▸ TAREFA 1:
No artigo sobre Raul Seixas, com que idade e em que mês e ano ele morreu?
▸ TAREFA 2:
Dê continuidade ao artigo sobre Raul Seixas a partir da última frase apresentada.

Regis Tadeu questiona: Raul Seixas foi vítima do próprio personagem?
Por Bruce William
Postado em 28 de junho de 2025
Se ainda estivesse entre nós, Raul Seixas completaria 80 anos no sábado, 28 de junho de 2025. Mas como morreu em agosto de 1989, aos 44 anos, é possível hoje olhar com distanciamento para seu legado e sua influência, não só no rock, mas na música brasileira como um todo. No vídeo publicado em seu canal oficial do youtube sob o título "Raul Seixas - Foi Vítima do Próprio Personagem?", é justamente esse o objetivo da análise que Regis Tadeu propõe: encarar Raul para além do mito, do folclore e do culto que se construiu ao redor de seu nome.
Para Regis, não há dúvida de que Raul foi um artista importante. "Um artista cuja influência impactou gerações, gêneros e até mesmo teve um impacto imenso ao expandir fronteiras culturais." Mas há também uma dose de crítica ao endeusamento: "Os fãs, esses eternos abobalhados, o consideram como o pai do rock brasileiro, o que é uma bobagem e é uma tremenda cascata ao mesmo tempo." Ainda assim, ele reconhece que Raul foi essencial para consolidar o rock no Brasil e que sua fusão de estilos e ideias ajudou a transformar a própria MPB.

O ponto mais complexo da análise está na diferença entre o artista e a persona. Regis aponta que "a persona do Raulzito, o rebelde místico e caótico, muitas vezes ofuscou o homem Raul Seixas", criando um mito "tão fascinante quanto complexo". Segundo ele, essa dualidade gerou bastidores turbulentos que, mesmo nos momentos mais tristes, alimentaram a aura mística em torno do artista - uma figura que contava histórias, criava personagens e misturava "o profeta, o palhaço e o rebelde" em performances carregadas de teatralidade e exagero.

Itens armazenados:
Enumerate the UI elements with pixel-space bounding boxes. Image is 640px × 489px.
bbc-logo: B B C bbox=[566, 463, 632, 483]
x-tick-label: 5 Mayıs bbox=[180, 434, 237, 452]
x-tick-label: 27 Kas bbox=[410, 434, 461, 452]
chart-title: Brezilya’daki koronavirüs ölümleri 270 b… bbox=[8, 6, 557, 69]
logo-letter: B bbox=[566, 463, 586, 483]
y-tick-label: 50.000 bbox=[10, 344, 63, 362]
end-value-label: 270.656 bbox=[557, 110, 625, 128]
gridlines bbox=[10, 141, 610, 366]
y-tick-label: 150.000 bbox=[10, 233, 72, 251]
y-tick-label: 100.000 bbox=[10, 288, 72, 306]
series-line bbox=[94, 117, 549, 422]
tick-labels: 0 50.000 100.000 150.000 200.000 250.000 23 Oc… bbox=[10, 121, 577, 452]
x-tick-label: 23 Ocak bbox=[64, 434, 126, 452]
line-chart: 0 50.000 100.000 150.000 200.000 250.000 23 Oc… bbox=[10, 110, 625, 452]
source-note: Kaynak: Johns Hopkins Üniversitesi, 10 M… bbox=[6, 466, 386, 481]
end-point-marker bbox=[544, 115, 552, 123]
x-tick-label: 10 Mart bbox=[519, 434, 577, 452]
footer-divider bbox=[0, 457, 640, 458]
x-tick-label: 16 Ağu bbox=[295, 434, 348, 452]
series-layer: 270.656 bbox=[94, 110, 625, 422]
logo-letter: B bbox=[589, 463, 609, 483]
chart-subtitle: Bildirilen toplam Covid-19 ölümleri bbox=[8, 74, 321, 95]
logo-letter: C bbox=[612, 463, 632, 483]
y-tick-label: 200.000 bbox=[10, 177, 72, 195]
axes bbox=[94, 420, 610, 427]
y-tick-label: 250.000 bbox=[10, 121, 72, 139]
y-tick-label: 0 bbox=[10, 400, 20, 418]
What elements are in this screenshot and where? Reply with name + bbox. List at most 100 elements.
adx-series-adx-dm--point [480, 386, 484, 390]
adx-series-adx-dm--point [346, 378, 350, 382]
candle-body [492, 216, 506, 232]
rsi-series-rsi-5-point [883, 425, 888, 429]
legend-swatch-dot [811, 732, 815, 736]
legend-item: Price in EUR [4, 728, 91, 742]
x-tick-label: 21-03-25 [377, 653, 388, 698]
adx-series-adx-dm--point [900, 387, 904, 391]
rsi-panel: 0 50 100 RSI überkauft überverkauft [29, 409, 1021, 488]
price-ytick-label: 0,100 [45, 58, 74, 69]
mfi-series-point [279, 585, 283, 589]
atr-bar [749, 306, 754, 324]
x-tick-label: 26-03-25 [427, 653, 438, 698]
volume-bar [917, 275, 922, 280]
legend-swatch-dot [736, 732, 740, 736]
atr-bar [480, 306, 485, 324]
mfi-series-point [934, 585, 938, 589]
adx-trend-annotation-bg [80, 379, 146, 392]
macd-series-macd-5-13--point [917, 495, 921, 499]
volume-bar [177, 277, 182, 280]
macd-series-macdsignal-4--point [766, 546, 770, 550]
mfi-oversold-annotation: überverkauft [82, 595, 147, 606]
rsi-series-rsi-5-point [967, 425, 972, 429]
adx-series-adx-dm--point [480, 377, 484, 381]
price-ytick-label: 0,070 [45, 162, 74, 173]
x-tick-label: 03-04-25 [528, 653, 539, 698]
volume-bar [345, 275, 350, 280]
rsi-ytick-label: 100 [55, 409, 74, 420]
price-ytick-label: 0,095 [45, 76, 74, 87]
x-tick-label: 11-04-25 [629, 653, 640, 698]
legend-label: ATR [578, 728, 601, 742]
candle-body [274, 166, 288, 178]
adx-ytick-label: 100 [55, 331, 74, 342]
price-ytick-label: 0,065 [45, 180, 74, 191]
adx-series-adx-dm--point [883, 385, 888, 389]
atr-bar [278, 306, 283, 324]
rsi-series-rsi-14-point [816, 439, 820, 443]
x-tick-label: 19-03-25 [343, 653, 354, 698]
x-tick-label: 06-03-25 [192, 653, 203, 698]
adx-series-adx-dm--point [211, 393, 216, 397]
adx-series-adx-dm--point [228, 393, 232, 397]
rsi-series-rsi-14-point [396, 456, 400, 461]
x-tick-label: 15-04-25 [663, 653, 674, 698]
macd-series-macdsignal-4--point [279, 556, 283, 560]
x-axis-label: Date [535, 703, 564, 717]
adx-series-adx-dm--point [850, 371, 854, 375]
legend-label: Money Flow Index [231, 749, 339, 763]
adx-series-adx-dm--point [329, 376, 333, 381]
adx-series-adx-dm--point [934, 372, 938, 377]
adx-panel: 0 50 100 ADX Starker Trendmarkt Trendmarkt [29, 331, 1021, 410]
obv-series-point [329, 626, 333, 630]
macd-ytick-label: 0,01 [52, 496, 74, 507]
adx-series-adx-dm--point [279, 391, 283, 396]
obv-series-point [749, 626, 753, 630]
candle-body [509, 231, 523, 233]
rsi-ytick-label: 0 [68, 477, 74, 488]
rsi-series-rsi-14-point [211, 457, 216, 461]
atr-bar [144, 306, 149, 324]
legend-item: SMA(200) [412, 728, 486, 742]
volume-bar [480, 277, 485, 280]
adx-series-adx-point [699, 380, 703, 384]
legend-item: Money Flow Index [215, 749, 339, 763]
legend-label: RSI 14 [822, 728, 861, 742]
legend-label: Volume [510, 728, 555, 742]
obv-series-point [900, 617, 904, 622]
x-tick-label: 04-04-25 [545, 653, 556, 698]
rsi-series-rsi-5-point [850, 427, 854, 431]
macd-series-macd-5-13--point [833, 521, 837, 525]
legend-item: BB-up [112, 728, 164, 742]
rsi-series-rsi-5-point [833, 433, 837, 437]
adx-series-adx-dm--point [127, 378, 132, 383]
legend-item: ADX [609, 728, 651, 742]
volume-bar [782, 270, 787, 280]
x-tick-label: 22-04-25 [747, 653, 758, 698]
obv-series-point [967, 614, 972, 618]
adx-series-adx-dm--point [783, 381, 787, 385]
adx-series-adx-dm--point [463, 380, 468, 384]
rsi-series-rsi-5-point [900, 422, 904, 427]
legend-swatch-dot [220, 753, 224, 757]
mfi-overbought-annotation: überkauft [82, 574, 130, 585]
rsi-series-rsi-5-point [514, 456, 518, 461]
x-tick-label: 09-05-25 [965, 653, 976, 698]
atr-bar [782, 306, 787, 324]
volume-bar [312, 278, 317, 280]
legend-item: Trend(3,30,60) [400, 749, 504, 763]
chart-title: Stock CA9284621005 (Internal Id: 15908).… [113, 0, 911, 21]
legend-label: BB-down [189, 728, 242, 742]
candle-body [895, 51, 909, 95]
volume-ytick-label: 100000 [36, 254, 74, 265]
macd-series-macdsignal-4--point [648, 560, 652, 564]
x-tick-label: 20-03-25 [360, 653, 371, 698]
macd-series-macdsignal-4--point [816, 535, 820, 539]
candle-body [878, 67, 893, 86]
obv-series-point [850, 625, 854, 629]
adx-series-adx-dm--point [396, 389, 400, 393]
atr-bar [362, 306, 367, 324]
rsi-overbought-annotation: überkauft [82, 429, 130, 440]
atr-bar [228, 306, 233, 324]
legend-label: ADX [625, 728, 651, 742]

▸ RESPOSTA FINAL 1:
Aos 44 anos, em agosto de 1989.

▸ RESPOSTA FINAL 2:
Na parte musical, Raul se destacou por criar uma linguagem própria. Misturou rock com baião, chachado, forró, psicodelia, MPB, tropicalismo e o espírito da contracultura dos anos 60, sempre falando com uma linguagem acessível, mas "nunca simplista, nunca simplória", como Regis faz questão de frisar. Essa forma de comunicação direta com o "povão" foi uma das marcas mais fortes do artista. E parcerias como a que teve com Paulo Coelho acrescentaram ainda um viés místico e filosófico às composições, mesclando esoterismo e individualismo com críticas à sociedade conservadora.
Mas a pergunta que não quer calar está no fundo dessa análise: até que ponto Raul Seixas se perdeu no personagem? Regis acredita que sim, houve uma ruptura entre o homem e o mito. "O Raulzito era o personagem carismático, provocador e místico que aparecia nos palcos e nas letras. Já o Raul Seixas, pessoa física, era uma figura marcada por contradições, fragilidades e uma vida pessoal caótica." Segundo ele, essa tentativa de equilibrar os dois lados nunca se concretizou - e o personagem acabou tragando o artista.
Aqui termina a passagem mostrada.